**Exercise requirements**
Determine the number of lines in the listing below where the string "title" occurs; answer with the number alone.

**Data extract**
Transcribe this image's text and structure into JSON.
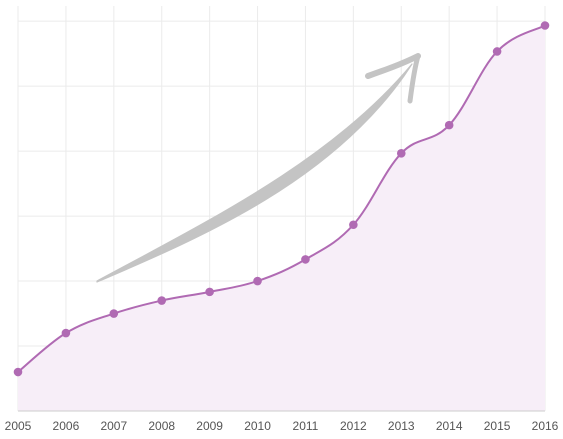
{
  "chart_data": {
    "type": "area",
    "title": "",
    "xlabel": "",
    "ylabel": "",
    "categories": [
      "2005",
      "2006",
      "2007",
      "2008",
      "2009",
      "2010",
      "2011",
      "2012",
      "2013",
      "2014",
      "2015",
      "2016"
    ],
    "series": [
      {
        "values": [
          0.06,
          0.24,
          0.33,
          0.39,
          0.43,
          0.48,
          0.58,
          0.74,
          1.07,
          1.2,
          1.54,
          1.66
        ]
      }
    ],
    "ylim": [
      -0.12,
      1.75
    ],
    "yticks": [
      0.18,
      0.48,
      0.78,
      1.08,
      1.38,
      1.68
    ],
    "grid": true,
    "legend": "none",
    "annotations": [
      {
        "type": "trend-arrow",
        "direction": "up-right"
      }
    ],
    "colors": {
      "line": "#b06ab3",
      "marker": "#b06ab3",
      "area_fill": "#f7eef8",
      "grid": "#ebebeb",
      "axis": "#cccccc",
      "tick_text": "#555555",
      "arrow": "#c4c4c4"
    }
  }
}
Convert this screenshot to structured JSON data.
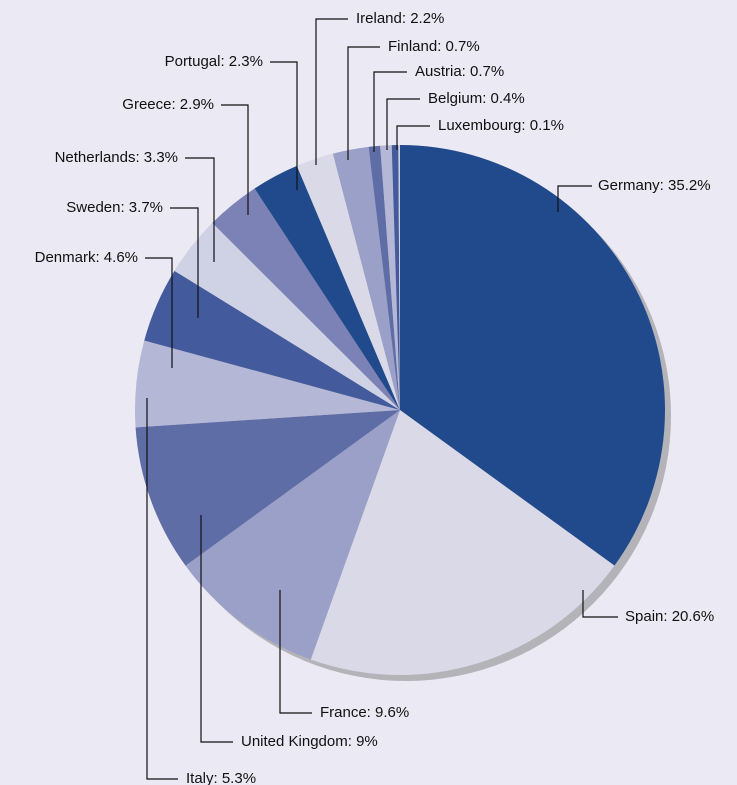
{
  "chart_data": {
    "type": "pie",
    "values": [
      35.2,
      20.6,
      9.6,
      9,
      5.3,
      4.6,
      3.7,
      3.3,
      2.9,
      2.3,
      2.2,
      0.7,
      0.7,
      0.4,
      0.1
    ],
    "value_labels": [
      "Germany: 35.2%",
      "Spain: 20.6%",
      "France: 9.6%",
      "United Kingdom: 9%",
      "Italy: 5.3%",
      "Denmark: 4.6%",
      "Sweden: 3.7%",
      "Netherlands: 3.3%",
      "Greece: 2.9%",
      "Portugal: 2.3%",
      "Ireland: 2.2%",
      "Finland: 0.7%",
      "Austria: 0.7%",
      "Belgium: 0.4%",
      "Luxembourg: 0.1%"
    ],
    "colors": [
      "#214a8c",
      "#d9d9e8",
      "#9aa0c8",
      "#5f6da6",
      "#b4b7d6",
      "#435a9c",
      "#cfd1e4",
      "#7c82b5",
      "#214a8c",
      "#d9d9e8",
      "#9aa0c8",
      "#5f6da6",
      "#b4b7d6",
      "#435a9c",
      "#cfd1e4"
    ]
  }
}
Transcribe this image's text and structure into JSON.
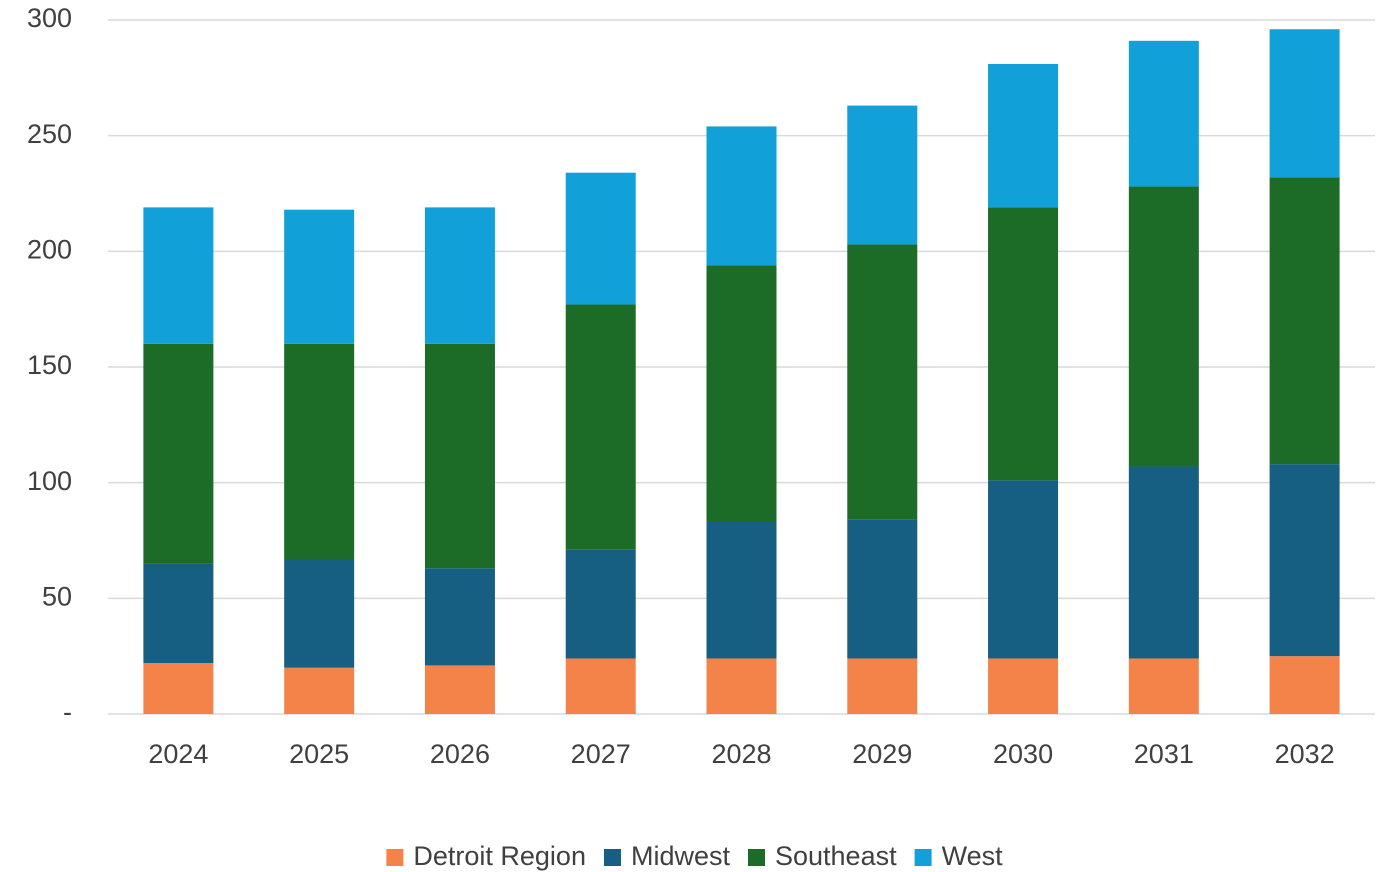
{
  "chart_data": {
    "type": "stacked_bar",
    "categories": [
      "2024",
      "2025",
      "2026",
      "2027",
      "2028",
      "2029",
      "2030",
      "2031",
      "2032"
    ],
    "series": [
      {
        "name": "Detroit Region",
        "color": "#f4834a",
        "values": [
          22,
          20,
          21,
          24,
          24,
          24,
          24,
          24,
          25
        ]
      },
      {
        "name": "Midwest",
        "color": "#165f83",
        "values": [
          43,
          47,
          42,
          47,
          59,
          60,
          77,
          83,
          83
        ]
      },
      {
        "name": "Southeast",
        "color": "#1c6b26",
        "values": [
          95,
          93,
          97,
          106,
          111,
          119,
          118,
          121,
          124
        ]
      },
      {
        "name": "West",
        "color": "#11a0d8",
        "values": [
          59,
          58,
          59,
          57,
          60,
          60,
          62,
          63,
          64
        ]
      }
    ],
    "ylim": [
      0,
      300
    ],
    "yticks": [
      {
        "value": 0,
        "label": "-"
      },
      50,
      100,
      150,
      200,
      250,
      300
    ],
    "grid": true,
    "legend": "bottom"
  }
}
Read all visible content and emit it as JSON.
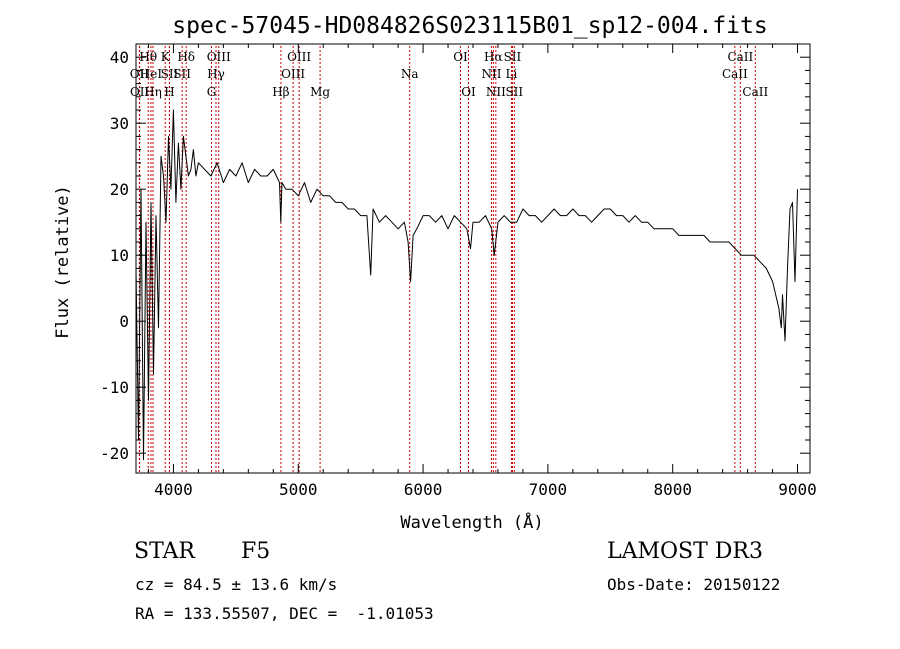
{
  "chart_data": {
    "type": "line",
    "title": "spec-57045-HD084826S023115B01_sp12-004.fits",
    "xlabel": "Wavelength (Å)",
    "ylabel": "Flux (relative)",
    "xlim": [
      3700,
      9100
    ],
    "ylim": [
      -23,
      42
    ],
    "x_ticks": [
      4000,
      5000,
      6000,
      7000,
      8000,
      9000
    ],
    "y_ticks": [
      -20,
      -10,
      0,
      10,
      20,
      30,
      40
    ],
    "grid": false,
    "line_color": "#000000",
    "marker_color": "#cc0000",
    "series": [
      {
        "name": "flux",
        "x": [
          3700,
          3720,
          3740,
          3760,
          3780,
          3800,
          3820,
          3840,
          3860,
          3880,
          3900,
          3920,
          3940,
          3960,
          3980,
          4000,
          4020,
          4040,
          4060,
          4080,
          4100,
          4120,
          4140,
          4160,
          4180,
          4200,
          4250,
          4300,
          4350,
          4400,
          4450,
          4500,
          4550,
          4600,
          4650,
          4700,
          4750,
          4800,
          4850,
          4860,
          4870,
          4900,
          4950,
          5000,
          5050,
          5100,
          5150,
          5200,
          5250,
          5300,
          5350,
          5400,
          5450,
          5500,
          5550,
          5580,
          5600,
          5650,
          5700,
          5750,
          5800,
          5850,
          5880,
          5900,
          5920,
          5950,
          6000,
          6050,
          6100,
          6150,
          6200,
          6250,
          6300,
          6350,
          6380,
          6400,
          6450,
          6500,
          6550,
          6570,
          6600,
          6650,
          6700,
          6750,
          6800,
          6850,
          6900,
          6950,
          7000,
          7050,
          7100,
          7150,
          7200,
          7250,
          7300,
          7350,
          7400,
          7450,
          7500,
          7550,
          7600,
          7650,
          7700,
          7750,
          7800,
          7850,
          7900,
          7950,
          8000,
          8050,
          8100,
          8150,
          8200,
          8250,
          8300,
          8350,
          8400,
          8450,
          8500,
          8550,
          8600,
          8650,
          8700,
          8750,
          8800,
          8850,
          8870,
          8880,
          8900,
          8920,
          8940,
          8960,
          8980,
          9000
        ],
        "y": [
          8,
          -18,
          20,
          -21,
          15,
          -12,
          18,
          -8,
          16,
          -1,
          25,
          22,
          15,
          28,
          20,
          32,
          18,
          27,
          20,
          28,
          25,
          22,
          23,
          26,
          22,
          24,
          23,
          22,
          24,
          21,
          23,
          22,
          24,
          21,
          23,
          22,
          22,
          23,
          21,
          15,
          21,
          20,
          20,
          19,
          21,
          18,
          20,
          19,
          19,
          18,
          18,
          17,
          17,
          16,
          16,
          7,
          17,
          15,
          16,
          15,
          14,
          15,
          12,
          6,
          13,
          14,
          16,
          16,
          15,
          16,
          14,
          16,
          15,
          14,
          11,
          15,
          15,
          16,
          14,
          10,
          15,
          16,
          15,
          15,
          17,
          16,
          16,
          15,
          16,
          17,
          16,
          16,
          17,
          16,
          16,
          15,
          16,
          17,
          17,
          16,
          16,
          15,
          16,
          15,
          15,
          14,
          14,
          14,
          14,
          13,
          13,
          13,
          13,
          13,
          12,
          12,
          12,
          12,
          11,
          10,
          10,
          10,
          9,
          8,
          6,
          2,
          -1,
          4,
          -3,
          8,
          17,
          18,
          6,
          20
        ]
      }
    ],
    "annotations": [
      {
        "label": "OII",
        "x": 3727,
        "row": 2
      },
      {
        "label": "OII",
        "x": 3729,
        "row": 3
      },
      {
        "label": "Hθ",
        "x": 3798,
        "row": 1
      },
      {
        "label": "HeI",
        "x": 3820,
        "row": 2
      },
      {
        "label": "Hη",
        "x": 3836,
        "row": 3
      },
      {
        "label": "K",
        "x": 3934,
        "row": 1
      },
      {
        "label": "SII",
        "x": 3968,
        "row": 2
      },
      {
        "label": "H",
        "x": 3968,
        "row": 3
      },
      {
        "label": "Hδ",
        "x": 4102,
        "row": 1
      },
      {
        "label": "SII",
        "x": 4070,
        "row": 2
      },
      {
        "label": "OIII",
        "x": 4363,
        "row": 1
      },
      {
        "label": "Hγ",
        "x": 4341,
        "row": 2
      },
      {
        "label": "G",
        "x": 4305,
        "row": 3
      },
      {
        "label": "Hβ",
        "x": 4861,
        "row": 3
      },
      {
        "label": "OIII",
        "x": 5007,
        "row": 1
      },
      {
        "label": "OIII",
        "x": 4959,
        "row": 2
      },
      {
        "label": "Mg",
        "x": 5175,
        "row": 3
      },
      {
        "label": "Na",
        "x": 5893,
        "row": 2
      },
      {
        "label": "OI",
        "x": 6300,
        "row": 1
      },
      {
        "label": "OI",
        "x": 6364,
        "row": 3
      },
      {
        "label": "Hα",
        "x": 6563,
        "row": 1
      },
      {
        "label": "NII",
        "x": 6548,
        "row": 2
      },
      {
        "label": "NII",
        "x": 6583,
        "row": 3
      },
      {
        "label": "SII",
        "x": 6716,
        "row": 1
      },
      {
        "label": "Li",
        "x": 6708,
        "row": 2
      },
      {
        "label": "SII",
        "x": 6731,
        "row": 3
      },
      {
        "label": "CaII",
        "x": 8542,
        "row": 1
      },
      {
        "label": "CaII",
        "x": 8498,
        "row": 2
      },
      {
        "label": "CaII",
        "x": 8662,
        "row": 3
      }
    ]
  },
  "info": {
    "object_class": "STAR",
    "subclass": "F5",
    "survey": "LAMOST DR3",
    "cz": "cz = 84.5 ± 13.6 km/s",
    "obs_date": "Obs-Date: 20150122",
    "coords": "RA = 133.55507, DEC =  -1.01053"
  }
}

**Exercise solution**
2